**Exercise details**
Please write out the complete listing that follows, exactly as it reads.
···
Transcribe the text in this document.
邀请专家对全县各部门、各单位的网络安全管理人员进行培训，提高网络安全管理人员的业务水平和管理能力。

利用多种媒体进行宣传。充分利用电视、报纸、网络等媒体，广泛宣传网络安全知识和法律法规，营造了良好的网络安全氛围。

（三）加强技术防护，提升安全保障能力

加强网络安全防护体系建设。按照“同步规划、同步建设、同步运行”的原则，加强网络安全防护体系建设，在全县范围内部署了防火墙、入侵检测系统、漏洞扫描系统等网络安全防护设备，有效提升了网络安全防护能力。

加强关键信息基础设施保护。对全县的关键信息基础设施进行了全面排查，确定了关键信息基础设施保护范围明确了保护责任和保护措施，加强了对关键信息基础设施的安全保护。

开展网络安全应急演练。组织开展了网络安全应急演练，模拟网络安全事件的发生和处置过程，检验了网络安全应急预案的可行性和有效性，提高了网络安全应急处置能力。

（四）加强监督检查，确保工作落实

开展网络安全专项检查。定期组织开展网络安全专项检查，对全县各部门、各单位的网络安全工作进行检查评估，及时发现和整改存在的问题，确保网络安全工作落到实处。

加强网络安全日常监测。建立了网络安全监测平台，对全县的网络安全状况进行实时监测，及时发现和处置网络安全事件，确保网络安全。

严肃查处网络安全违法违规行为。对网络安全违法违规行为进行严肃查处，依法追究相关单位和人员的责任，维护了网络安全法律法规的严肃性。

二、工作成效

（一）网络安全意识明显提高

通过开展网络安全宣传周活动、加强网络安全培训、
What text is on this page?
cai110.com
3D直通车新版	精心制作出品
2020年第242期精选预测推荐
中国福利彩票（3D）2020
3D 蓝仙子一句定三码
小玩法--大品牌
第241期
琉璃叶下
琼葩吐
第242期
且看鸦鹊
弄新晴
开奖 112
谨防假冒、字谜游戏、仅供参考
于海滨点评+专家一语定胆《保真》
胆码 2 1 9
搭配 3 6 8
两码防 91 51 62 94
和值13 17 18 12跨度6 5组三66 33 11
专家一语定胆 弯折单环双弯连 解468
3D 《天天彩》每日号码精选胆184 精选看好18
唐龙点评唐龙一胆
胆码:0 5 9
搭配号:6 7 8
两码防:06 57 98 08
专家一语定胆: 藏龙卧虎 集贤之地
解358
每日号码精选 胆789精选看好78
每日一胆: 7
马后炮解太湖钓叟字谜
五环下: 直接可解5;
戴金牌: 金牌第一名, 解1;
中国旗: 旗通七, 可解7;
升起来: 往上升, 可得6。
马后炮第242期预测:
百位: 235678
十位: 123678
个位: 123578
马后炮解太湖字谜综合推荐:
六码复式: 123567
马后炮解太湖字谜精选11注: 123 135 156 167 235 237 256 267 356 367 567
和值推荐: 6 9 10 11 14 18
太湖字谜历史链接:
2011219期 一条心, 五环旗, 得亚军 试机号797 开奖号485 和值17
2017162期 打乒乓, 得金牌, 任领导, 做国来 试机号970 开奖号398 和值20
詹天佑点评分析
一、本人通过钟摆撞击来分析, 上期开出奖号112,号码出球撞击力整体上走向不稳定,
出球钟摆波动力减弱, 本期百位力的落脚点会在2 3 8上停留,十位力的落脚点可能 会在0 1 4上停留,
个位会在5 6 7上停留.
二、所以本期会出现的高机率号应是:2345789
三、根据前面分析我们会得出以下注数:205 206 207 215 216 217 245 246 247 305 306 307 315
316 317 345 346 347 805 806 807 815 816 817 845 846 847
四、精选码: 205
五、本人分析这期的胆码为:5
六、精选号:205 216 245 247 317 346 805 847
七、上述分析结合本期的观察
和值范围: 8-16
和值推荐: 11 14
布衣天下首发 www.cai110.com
···
**Solution for this exercise**
Transcribe the text in this document.
邀请专家对全县各部门、各单位的网络安全管理人员进行培训，提高网络安全管理人员的业务水平和管理能力。

利用多种媒体进行宣传。充分利用电视、报纸、网络等媒体，广泛宣传网络安全知识和法律法规，营造了良好的网络安全氛围。

（三）加强技术防护，提升安全保障能力

加强网络安全防护体系建设。按照“同步规划、同步建设、同步运行”的原则，加强网络安全防护体系建设，在全县范围内部署了防火墙、入侵检测系统、漏洞扫描系统等网络安全防护设备，有效提升了网络安全防护能力。

加强关键信息基础设施保护。对全县的关键信息基础设施进行了全面排查，确定了关键信息基础设施保护范围明确了保护责任和保护措施，加强了对关键信息基础设施的安全保护。

开展网络安全应急演练。组织开展了网络安全应急演练，模拟网络安全事件的发生和处置过程，检验了网络安全应急预案的可行性和有效性，提高了网络安全应急处置能力。

（四）加强监督检查，确保工作落实

开展网络安全专项检查。定期组织开展网络安全专项检查，对全县各部门、各单位的网络安全工作进行检查评估，及时发现和整改存在的问题，确保网络安全工作落到实处。

加强网络安全日常监测。建立了网络安全监测平台，对全县的网络安全状况进行实时监测，及时发现和处置网络安全事件，确保网络安全。

严肃查处网络安全违法违规行为。对网络安全违法违规行为进行严肃查处，依法追究相关单位和人员的责任，维护了网络安全法律法规的严肃性。

二、工作成效

（一）网络安全意识明显提高

通过开展网络安全宣传周活动、加强网络安全培训、
What text is on this page?
cai110.com
3D直通车新版	精心制作出品
2020年第242期精选预测推荐
中国福利彩票（3D）2020
3D 蓝仙子一句定三码
小玩法--大品牌
第241期
琉璃叶下
琼葩吐
第242期
且看鸦鹊
弄新晴
开奖 112
谨防假冒、字谜游戏、仅供参考
于海滨点评+专家一语定胆《保真》
胆码 2 1 9
搭配 3 6 8
两码防 91 51 62 94
和值13 17 18 12跨度6 5组三66 33 11
专家一语定胆 弯折单环双弯连 解468
3D 《天天彩》每日号码精选胆184 精选看好18
唐龙点评唐龙一胆
胆码:0 5 9
搭配号:6 7 8
两码防:06 57 98 08
专家一语定胆: 藏龙卧虎 集贤之地
解358
每日号码精选 胆789精选看好78
每日一胆: 7
马后炮解太湖钓叟字谜
五环下: 直接可解5;
戴金牌: 金牌第一名, 解1;
中国旗: 旗通七, 可解7;
升起来: 往上升, 可得6。
马后炮第242期预测:
百位: 235678
十位: 123678
个位: 123578
马后炮解太湖字谜综合推荐:
六码复式: 123567
马后炮解太湖字谜精选11注: 123 135 156 167 235 237 256 267 356 367 567
和值推荐: 6 9 10 11 14 18
太湖字谜历史链接:
2011219期 一条心, 五环旗, 得亚军 试机号797 开奖号485 和值17
2017162期 打乒乓, 得金牌, 任领导, 做国来 试机号970 开奖号398 和值20
詹天佑点评分析
一、本人通过钟摆撞击来分析, 上期开出奖号112,号码出球撞击力整体上走向不稳定,
出球钟摆波动力减弱, 本期百位力的落脚点会在2 3 8上停留,十位力的落脚点可能 会在0 1 4上停留,
个位会在5 6 7上停留.
二、所以本期会出现的高机率号应是:2345789
三、根据前面分析我们会得出以下注数:205 206 207 215 216 217 245 246 247 305 306 307 315
316 317 345 346 347 805 806 807 815 816 817 845 846 847
四、精选码: 205
五、本人分析这期的胆码为:5
六、精选号:205 216 245 247 317 346 805 847
七、上述分析结合本期的观察
和值范围: 8-16
和值推荐: 11 14
布衣天下首发 www.cai110.com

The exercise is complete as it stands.